* Begin *

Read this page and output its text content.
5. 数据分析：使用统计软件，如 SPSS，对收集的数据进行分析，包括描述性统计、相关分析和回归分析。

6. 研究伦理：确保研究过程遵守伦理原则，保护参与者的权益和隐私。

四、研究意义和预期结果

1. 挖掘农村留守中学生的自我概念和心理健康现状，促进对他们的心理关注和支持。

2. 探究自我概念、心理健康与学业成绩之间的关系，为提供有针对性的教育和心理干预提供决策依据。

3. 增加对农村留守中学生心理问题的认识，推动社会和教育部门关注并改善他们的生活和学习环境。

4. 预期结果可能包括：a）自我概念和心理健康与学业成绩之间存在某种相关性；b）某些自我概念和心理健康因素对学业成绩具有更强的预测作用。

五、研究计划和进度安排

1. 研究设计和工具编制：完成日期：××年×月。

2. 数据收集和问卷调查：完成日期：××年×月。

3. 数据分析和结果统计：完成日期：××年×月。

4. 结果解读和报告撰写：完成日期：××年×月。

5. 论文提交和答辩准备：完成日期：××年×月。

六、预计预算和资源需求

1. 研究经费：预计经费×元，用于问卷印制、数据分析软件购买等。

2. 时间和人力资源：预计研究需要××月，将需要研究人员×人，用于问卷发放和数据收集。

* End *

• **Exercise objective**
All of the lines above need to be given again exactly.

• **Expected answer**
Read this page and output its text content.
5. 数据分析：使用统计软件，如 SPSS，对收集的数据进行分析，包括描述性统计、相关分析和回归分析。

6. 研究伦理：确保研究过程遵守伦理原则，保护参与者的权益和隐私。

四、研究意义和预期结果

1. 挖掘农村留守中学生的自我概念和心理健康现状，促进对他们的心理关注和支持。

2. 探究自我概念、心理健康与学业成绩之间的关系，为提供有针对性的教育和心理干预提供决策依据。

3. 增加对农村留守中学生心理问题的认识，推动社会和教育部门关注并改善他们的生活和学习环境。

4. 预期结果可能包括：a）自我概念和心理健康与学业成绩之间存在某种相关性；b）某些自我概念和心理健康因素对学业成绩具有更强的预测作用。

五、研究计划和进度安排

1. 研究设计和工具编制：完成日期：××年×月。

2. 数据收集和问卷调查：完成日期：××年×月。

3. 数据分析和结果统计：完成日期：××年×月。

4. 结果解读和报告撰写：完成日期：××年×月。

5. 论文提交和答辩准备：完成日期：××年×月。

六、预计预算和资源需求

1. 研究经费：预计经费×元，用于问卷印制、数据分析软件购买等。

2. 时间和人力资源：预计研究需要××月，将需要研究人员×人，用于问卷发放和数据收集。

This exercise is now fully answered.